§ **Exercise brief**:
Set down the full listing exactly, character for character.

Recorded data
* * *

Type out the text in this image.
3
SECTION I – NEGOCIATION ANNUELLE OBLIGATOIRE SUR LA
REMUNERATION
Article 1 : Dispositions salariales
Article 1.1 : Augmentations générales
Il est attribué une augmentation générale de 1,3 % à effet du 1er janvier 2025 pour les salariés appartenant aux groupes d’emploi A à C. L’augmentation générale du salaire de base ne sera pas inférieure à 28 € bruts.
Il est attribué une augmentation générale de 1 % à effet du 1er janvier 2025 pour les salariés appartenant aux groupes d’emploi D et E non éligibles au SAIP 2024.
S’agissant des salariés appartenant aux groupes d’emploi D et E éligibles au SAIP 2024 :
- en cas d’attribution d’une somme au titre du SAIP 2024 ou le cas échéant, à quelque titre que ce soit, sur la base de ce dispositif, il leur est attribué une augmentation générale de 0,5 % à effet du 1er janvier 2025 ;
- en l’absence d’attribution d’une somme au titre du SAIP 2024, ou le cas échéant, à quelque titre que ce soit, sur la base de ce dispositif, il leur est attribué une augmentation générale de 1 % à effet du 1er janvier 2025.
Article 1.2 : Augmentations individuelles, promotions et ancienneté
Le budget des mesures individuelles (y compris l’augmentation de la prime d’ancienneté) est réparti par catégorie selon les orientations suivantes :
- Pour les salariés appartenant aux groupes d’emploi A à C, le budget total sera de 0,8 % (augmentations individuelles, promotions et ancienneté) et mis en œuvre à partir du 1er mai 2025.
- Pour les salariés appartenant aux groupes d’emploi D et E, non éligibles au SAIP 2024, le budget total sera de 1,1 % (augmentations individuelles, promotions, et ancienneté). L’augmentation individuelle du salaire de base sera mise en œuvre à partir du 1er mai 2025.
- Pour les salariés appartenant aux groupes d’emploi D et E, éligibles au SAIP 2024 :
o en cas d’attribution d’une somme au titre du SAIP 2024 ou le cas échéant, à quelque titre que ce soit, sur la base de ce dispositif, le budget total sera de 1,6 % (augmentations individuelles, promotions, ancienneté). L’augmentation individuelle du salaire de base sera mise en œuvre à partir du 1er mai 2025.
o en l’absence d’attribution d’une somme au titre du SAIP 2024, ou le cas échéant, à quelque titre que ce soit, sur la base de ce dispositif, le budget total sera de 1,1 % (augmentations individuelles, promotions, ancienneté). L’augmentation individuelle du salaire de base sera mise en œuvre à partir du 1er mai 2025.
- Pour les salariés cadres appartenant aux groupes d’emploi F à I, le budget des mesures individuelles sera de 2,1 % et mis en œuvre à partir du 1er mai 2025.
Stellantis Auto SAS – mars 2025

* * *

§ **Written response**:
Type out the text in this image.
3
SECTION I – NEGOCIATION ANNUELLE OBLIGATOIRE SUR LA
REMUNERATION
Article 1 : Dispositions salariales
Article 1.1 : Augmentations générales
Il est attribué une augmentation générale de 1,3 % à effet du 1er janvier 2025 pour les salariés appartenant aux groupes d’emploi A à C. L’augmentation générale du salaire de base ne sera pas inférieure à 28 € bruts.
Il est attribué une augmentation générale de 1 % à effet du 1er janvier 2025 pour les salariés appartenant aux groupes d’emploi D et E non éligibles au SAIP 2024.
S’agissant des salariés appartenant aux groupes d’emploi D et E éligibles au SAIP 2024 :
- en cas d’attribution d’une somme au titre du SAIP 2024 ou le cas échéant, à quelque titre que ce soit, sur la base de ce dispositif, il leur est attribué une augmentation générale de 0,5 % à effet du 1er janvier 2025 ;
- en l’absence d’attribution d’une somme au titre du SAIP 2024, ou le cas échéant, à quelque titre que ce soit, sur la base de ce dispositif, il leur est attribué une augmentation générale de 1 % à effet du 1er janvier 2025.
Article 1.2 : Augmentations individuelles, promotions et ancienneté
Le budget des mesures individuelles (y compris l’augmentation de la prime d’ancienneté) est réparti par catégorie selon les orientations suivantes :
- Pour les salariés appartenant aux groupes d’emploi A à C, le budget total sera de 0,8 % (augmentations individuelles, promotions et ancienneté) et mis en œuvre à partir du 1er mai 2025.
- Pour les salariés appartenant aux groupes d’emploi D et E, non éligibles au SAIP 2024, le budget total sera de 1,1 % (augmentations individuelles, promotions, et ancienneté). L’augmentation individuelle du salaire de base sera mise en œuvre à partir du 1er mai 2025.
- Pour les salariés appartenant aux groupes d’emploi D et E, éligibles au SAIP 2024 :
o en cas d’attribution d’une somme au titre du SAIP 2024 ou le cas échéant, à quelque titre que ce soit, sur la base de ce dispositif, le budget total sera de 1,6 % (augmentations individuelles, promotions, ancienneté). L’augmentation individuelle du salaire de base sera mise en œuvre à partir du 1er mai 2025.
o en l’absence d’attribution d’une somme au titre du SAIP 2024, ou le cas échéant, à quelque titre que ce soit, sur la base de ce dispositif, le budget total sera de 1,1 % (augmentations individuelles, promotions, ancienneté). L’augmentation individuelle du salaire de base sera mise en œuvre à partir du 1er mai 2025.
- Pour les salariés cadres appartenant aux groupes d’emploi F à I, le budget des mesures individuelles sera de 2,1 % et mis en œuvre à partir du 1er mai 2025.
Stellantis Auto SAS – mars 2025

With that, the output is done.